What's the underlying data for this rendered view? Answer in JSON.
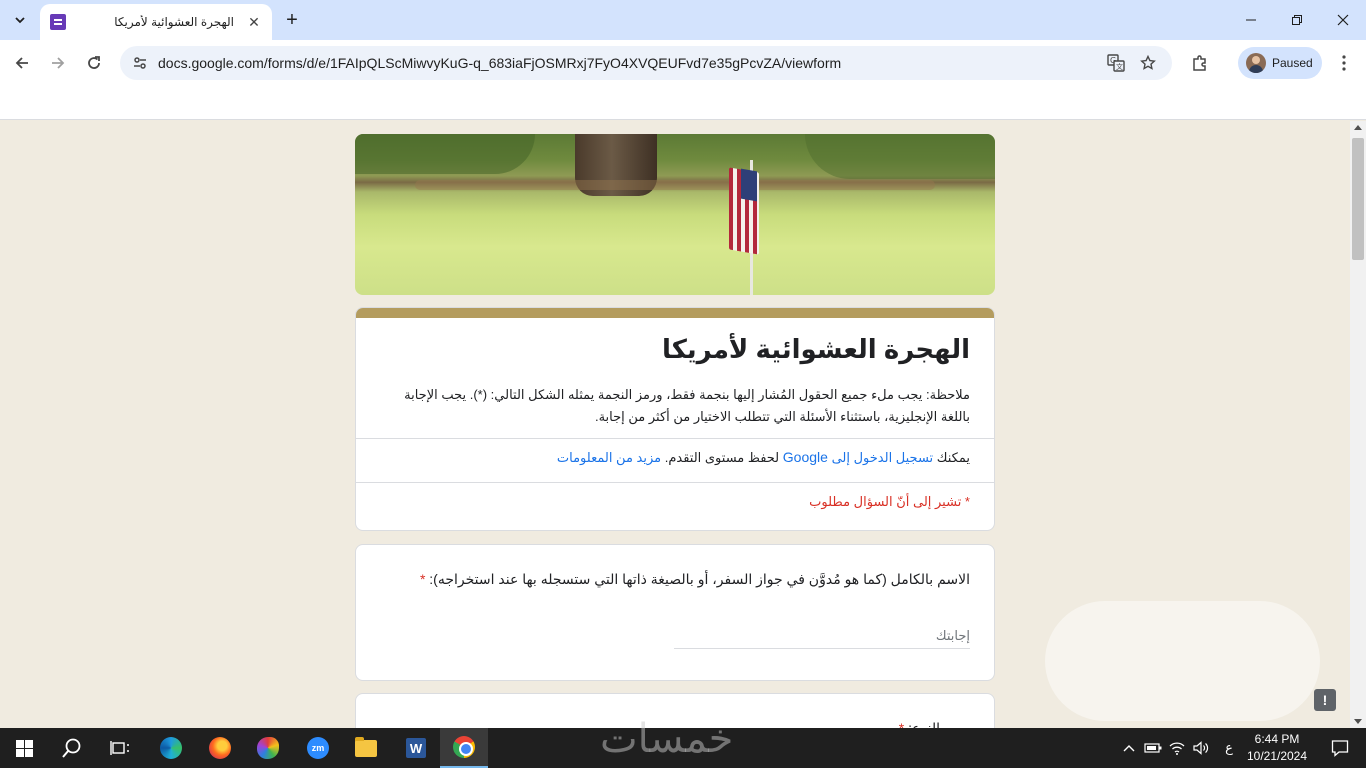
{
  "browser": {
    "tab_title": "الهجرة العشوائية لأمريكا",
    "tab_close": "✕",
    "new_tab": "+",
    "url": "docs.google.com/forms/d/e/1FAIpQLScMiwvyKuG-q_683iaFjOSMRxj7FyO4XVQEUFvd7e35gPcvZA/viewform",
    "profile_label": "Paused",
    "icons": {
      "back": "arrow-left-icon",
      "forward": "arrow-right-icon",
      "reload": "reload-icon",
      "site_info": "tune-icon",
      "translate": "translate-icon",
      "bookmark": "star-icon",
      "extensions": "puzzle-icon",
      "menu": "kebab-menu-icon"
    }
  },
  "form": {
    "title": "الهجرة العشوائية لأمريكا",
    "description": "ملاحظة: يجب ملء جميع الحقول المُشار إليها بنجمة فقط، ورمز النجمة يمثله الشكل التالي: (*). يجب الإجابة باللغة الإنجليزية، باستثناء الأسئلة التي تتطلب الاختيار من أكثر من إجابة.",
    "signin_prefix": "يمكنك",
    "signin_link": "تسجيل الدخول إلى",
    "signin_google": "Google",
    "signin_suffix": "لحفظ مستوى التقدم.",
    "more_info": "مزيد من المعلومات",
    "required_note": "* تشير إلى أنّ السؤال مطلوب",
    "accent_color": "#b49c5e",
    "questions": [
      {
        "label": "الاسم بالكامل (كما هو مُدوَّن في جواز السفر، أو بالصيغة ذاتها التي ستسجله بها عند استخراجه):",
        "required_mark": "*",
        "placeholder": "إجابتك"
      },
      {
        "label": "النوع:",
        "required_mark": "*"
      }
    ]
  },
  "taskbar": {
    "watermark": "خمسات",
    "language": "ع",
    "time": "6:44 PM",
    "date": "10/21/2024",
    "apps": [
      "start-icon",
      "search-icon",
      "task-view-icon",
      "edge-icon",
      "firefox-icon",
      "paint-icon",
      "zoom-icon",
      "file-explorer-icon",
      "word-icon",
      "chrome-icon"
    ]
  }
}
....
Goal
The word "لأمريكا" appears in how many lines of the data? Answer with only the number.

Written solution
2